What is expected: Translate into French this sentence from the passage on the Battle of Jaar below: "On 26 March 2011, gunmen from the al-Qaeda in the Arabian Peninsula-linked militant group Ansar al-Sharia raided the city of Jaar in Abyan Governorate, Yemen."

Passage to read:
- Battle of Jaar: Part of the al-Qaeda insurgency in Yemen, the Yemeni revolution and the Yemeni crisis
| Date | 26–28 March 2011 (2 days) |
| Location | Jaar, Abyan Governorate, Yemen13°13′23″N 45°18′20″E﻿ / ﻿13.223056°N 45.305556°E |
| Result | Ansar al-Sharia victory Ansar al-Sharia captures Jaar and the surrounding areas; Militants seize military equipment; |

Belligerents
- Yemen: Al-Qaeda Al-Qaeda in the Arabian Peninsula; ;

Units involved
- Yemeni Armed Forces Yemeni Land Forces; ;: Ansar al-Sharia

Casualties and losses
- 1 killed: 1 wounded

= Battle of Jaar (2011) =

Ansar al-Sharia capture of city in Yemen

On 26 March 2011, gunmen from the al-Qaeda in the Arabian Peninsula-linked militant group Ansar al-Sharia raided the city of Jaar in Abyan Governorate, Yemen. After security forces mounted a brief counteroffensive on 27 March, they abandoned the city and allowed the militants to capture it and its surrounding areas by the next day.

Stored rows:

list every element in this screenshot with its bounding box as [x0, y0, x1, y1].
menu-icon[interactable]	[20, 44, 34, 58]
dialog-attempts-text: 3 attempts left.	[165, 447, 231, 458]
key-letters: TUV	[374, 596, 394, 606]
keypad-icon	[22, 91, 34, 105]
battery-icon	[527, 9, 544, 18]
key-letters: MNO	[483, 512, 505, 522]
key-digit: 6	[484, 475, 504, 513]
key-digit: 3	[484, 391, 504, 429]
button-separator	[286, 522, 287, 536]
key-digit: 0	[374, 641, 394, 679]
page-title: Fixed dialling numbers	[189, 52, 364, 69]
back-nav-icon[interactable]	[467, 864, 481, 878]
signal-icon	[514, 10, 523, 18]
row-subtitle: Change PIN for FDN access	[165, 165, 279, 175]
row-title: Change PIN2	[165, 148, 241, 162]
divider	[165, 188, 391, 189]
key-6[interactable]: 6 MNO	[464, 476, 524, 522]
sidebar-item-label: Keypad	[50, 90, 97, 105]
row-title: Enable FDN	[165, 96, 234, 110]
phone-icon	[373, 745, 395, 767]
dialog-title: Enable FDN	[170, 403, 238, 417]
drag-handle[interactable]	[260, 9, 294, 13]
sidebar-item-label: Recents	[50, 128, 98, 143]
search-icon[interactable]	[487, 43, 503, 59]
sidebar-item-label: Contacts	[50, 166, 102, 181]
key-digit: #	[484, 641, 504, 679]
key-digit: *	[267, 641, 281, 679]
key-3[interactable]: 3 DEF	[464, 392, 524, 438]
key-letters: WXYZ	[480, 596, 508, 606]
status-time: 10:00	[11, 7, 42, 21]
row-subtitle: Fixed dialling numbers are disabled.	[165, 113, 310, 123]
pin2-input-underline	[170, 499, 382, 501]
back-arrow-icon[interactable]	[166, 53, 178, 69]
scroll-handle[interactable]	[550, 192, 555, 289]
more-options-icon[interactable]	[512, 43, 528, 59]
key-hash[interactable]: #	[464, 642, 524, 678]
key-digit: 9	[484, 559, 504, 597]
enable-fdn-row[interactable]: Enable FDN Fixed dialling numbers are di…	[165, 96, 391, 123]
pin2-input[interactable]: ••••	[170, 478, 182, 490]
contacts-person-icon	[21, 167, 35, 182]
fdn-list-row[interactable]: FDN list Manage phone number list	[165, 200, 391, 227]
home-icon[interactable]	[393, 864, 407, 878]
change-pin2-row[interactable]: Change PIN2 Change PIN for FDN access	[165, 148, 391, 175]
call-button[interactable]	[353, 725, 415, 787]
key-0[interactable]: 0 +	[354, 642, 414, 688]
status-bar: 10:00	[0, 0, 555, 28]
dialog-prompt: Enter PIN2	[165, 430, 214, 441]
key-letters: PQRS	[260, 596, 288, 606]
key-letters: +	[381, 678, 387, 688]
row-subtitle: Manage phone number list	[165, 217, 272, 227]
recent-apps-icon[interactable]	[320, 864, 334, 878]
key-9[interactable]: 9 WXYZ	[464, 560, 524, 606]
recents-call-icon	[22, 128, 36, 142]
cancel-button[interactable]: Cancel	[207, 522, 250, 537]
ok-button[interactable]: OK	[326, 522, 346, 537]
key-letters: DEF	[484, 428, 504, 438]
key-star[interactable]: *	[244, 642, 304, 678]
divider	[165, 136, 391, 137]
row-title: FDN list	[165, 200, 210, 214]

Reply: Le 26 mars 2011, des hommes armés du groupe militant Ansar al-Sharia, lié à al-Qaïda dans la péninsule Arabique, ont mené un raid sur la ville de Jaar, dans le gouvernorat d'Abyan, au Yémen.